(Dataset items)
▬▬▬▬▬▬▬▬▬▬
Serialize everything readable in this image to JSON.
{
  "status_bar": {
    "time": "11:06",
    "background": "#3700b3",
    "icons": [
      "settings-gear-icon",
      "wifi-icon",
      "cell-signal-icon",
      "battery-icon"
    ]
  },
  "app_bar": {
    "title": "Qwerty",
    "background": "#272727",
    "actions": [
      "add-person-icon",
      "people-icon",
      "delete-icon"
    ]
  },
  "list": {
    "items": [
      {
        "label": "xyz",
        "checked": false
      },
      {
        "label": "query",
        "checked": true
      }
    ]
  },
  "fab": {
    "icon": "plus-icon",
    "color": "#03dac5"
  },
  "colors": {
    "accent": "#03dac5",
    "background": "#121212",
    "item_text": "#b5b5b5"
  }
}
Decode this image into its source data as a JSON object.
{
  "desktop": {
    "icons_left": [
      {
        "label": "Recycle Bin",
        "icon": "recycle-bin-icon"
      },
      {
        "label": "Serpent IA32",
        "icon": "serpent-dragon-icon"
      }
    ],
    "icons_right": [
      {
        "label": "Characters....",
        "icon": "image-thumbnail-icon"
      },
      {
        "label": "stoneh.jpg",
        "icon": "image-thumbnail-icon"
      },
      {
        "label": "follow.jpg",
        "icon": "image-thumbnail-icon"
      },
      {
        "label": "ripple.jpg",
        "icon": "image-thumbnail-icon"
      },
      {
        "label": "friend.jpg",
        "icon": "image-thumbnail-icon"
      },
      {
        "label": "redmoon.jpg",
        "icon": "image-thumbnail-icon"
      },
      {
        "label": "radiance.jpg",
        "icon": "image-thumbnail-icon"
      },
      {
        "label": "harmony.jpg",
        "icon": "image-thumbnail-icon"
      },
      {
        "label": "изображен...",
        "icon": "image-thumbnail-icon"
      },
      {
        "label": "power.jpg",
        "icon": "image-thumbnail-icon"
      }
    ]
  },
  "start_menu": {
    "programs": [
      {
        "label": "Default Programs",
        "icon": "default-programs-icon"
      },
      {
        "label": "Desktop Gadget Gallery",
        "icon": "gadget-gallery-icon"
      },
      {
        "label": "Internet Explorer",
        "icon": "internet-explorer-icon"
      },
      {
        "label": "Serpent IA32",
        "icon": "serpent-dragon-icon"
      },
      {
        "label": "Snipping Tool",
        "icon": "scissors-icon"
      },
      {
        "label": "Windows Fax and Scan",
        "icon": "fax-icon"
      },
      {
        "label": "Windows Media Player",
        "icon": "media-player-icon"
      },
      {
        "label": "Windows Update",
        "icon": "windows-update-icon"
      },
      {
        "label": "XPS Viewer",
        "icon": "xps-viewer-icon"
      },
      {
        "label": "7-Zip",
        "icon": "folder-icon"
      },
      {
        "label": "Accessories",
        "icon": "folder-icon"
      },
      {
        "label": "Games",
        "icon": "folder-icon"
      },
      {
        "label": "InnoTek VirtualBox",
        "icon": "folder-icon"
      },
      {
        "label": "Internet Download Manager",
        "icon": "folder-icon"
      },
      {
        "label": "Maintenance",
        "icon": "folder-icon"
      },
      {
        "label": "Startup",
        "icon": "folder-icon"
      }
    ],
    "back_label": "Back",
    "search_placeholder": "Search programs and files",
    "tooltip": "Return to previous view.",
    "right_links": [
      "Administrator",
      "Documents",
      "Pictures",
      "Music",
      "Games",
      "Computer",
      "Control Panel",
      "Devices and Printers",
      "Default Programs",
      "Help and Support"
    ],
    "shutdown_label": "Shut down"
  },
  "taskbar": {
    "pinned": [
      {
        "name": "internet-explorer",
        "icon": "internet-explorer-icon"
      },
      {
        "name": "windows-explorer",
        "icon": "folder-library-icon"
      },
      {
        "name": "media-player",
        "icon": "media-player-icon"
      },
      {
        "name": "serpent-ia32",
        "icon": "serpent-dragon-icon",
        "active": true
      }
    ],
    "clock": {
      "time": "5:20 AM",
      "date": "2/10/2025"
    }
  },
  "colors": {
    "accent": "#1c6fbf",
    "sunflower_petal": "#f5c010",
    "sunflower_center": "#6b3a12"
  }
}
▬▬▬▬▬▬▬▬▬▬
● Exercise directions: Transcribe every entry verbatim.

● Written solution:
Serialize everything readable in this image to JSON.
{
  "status_bar": {
    "time": "11:06",
    "background": "#3700b3",
    "icons": [
      "settings-gear-icon",
      "wifi-icon",
      "cell-signal-icon",
      "battery-icon"
    ]
  },
  "app_bar": {
    "title": "Qwerty",
    "background": "#272727",
    "actions": [
      "add-person-icon",
      "people-icon",
      "delete-icon"
    ]
  },
  "list": {
    "items": [
      {
        "label": "xyz",
        "checked": false
      },
      {
        "label": "query",
        "checked": true
      }
    ]
  },
  "fab": {
    "icon": "plus-icon",
    "color": "#03dac5"
  },
  "colors": {
    "accent": "#03dac5",
    "background": "#121212",
    "item_text": "#b5b5b5"
  }
}
Decode this image into its source data as a JSON object.
{
  "desktop": {
    "icons_left": [
      {
        "label": "Recycle Bin",
        "icon": "recycle-bin-icon"
      },
      {
        "label": "Serpent IA32",
        "icon": "serpent-dragon-icon"
      }
    ],
    "icons_right": [
      {
        "label": "Characters....",
        "icon": "image-thumbnail-icon"
      },
      {
        "label": "stoneh.jpg",
        "icon": "image-thumbnail-icon"
      },
      {
        "label": "follow.jpg",
        "icon": "image-thumbnail-icon"
      },
      {
        "label": "ripple.jpg",
        "icon": "image-thumbnail-icon"
      },
      {
        "label": "friend.jpg",
        "icon": "image-thumbnail-icon"
      },
      {
        "label": "redmoon.jpg",
        "icon": "image-thumbnail-icon"
      },
      {
        "label": "radiance.jpg",
        "icon": "image-thumbnail-icon"
      },
      {
        "label": "harmony.jpg",
        "icon": "image-thumbnail-icon"
      },
      {
        "label": "изображен...",
        "icon": "image-thumbnail-icon"
      },
      {
        "label": "power.jpg",
        "icon": "image-thumbnail-icon"
      }
    ]
  },
  "start_menu": {
    "programs": [
      {
        "label": "Default Programs",
        "icon": "default-programs-icon"
      },
      {
        "label": "Desktop Gadget Gallery",
        "icon": "gadget-gallery-icon"
      },
      {
        "label": "Internet Explorer",
        "icon": "internet-explorer-icon"
      },
      {
        "label": "Serpent IA32",
        "icon": "serpent-dragon-icon"
      },
      {
        "label": "Snipping Tool",
        "icon": "scissors-icon"
      },
      {
        "label": "Windows Fax and Scan",
        "icon": "fax-icon"
      },
      {
        "label": "Windows Media Player",
        "icon": "media-player-icon"
      },
      {
        "label": "Windows Update",
        "icon": "windows-update-icon"
      },
      {
        "label": "XPS Viewer",
        "icon": "xps-viewer-icon"
      },
      {
        "label": "7-Zip",
        "icon": "folder-icon"
      },
      {
        "label": "Accessories",
        "icon": "folder-icon"
      },
      {
        "label": "Games",
        "icon": "folder-icon"
      },
      {
        "label": "InnoTek VirtualBox",
        "icon": "folder-icon"
      },
      {
        "label": "Internet Download Manager",
        "icon": "folder-icon"
      },
      {
        "label": "Maintenance",
        "icon": "folder-icon"
      },
      {
        "label": "Startup",
        "icon": "folder-icon"
      }
    ],
    "back_label": "Back",
    "search_placeholder": "Search programs and files",
    "tooltip": "Return to previous view.",
    "right_links": [
      "Administrator",
      "Documents",
      "Pictures",
      "Music",
      "Games",
      "Computer",
      "Control Panel",
      "Devices and Printers",
      "Default Programs",
      "Help and Support"
    ],
    "shutdown_label": "Shut down"
  },
  "taskbar": {
    "pinned": [
      {
        "name": "internet-explorer",
        "icon": "internet-explorer-icon"
      },
      {
        "name": "windows-explorer",
        "icon": "folder-library-icon"
      },
      {
        "name": "media-player",
        "icon": "media-player-icon"
      },
      {
        "name": "serpent-ia32",
        "icon": "serpent-dragon-icon",
        "active": true
      }
    ],
    "clock": {
      "time": "5:20 AM",
      "date": "2/10/2025"
    }
  },
  "colors": {
    "accent": "#1c6fbf",
    "sunflower_petal": "#f5c010",
    "sunflower_center": "#6b3a12"
  }
}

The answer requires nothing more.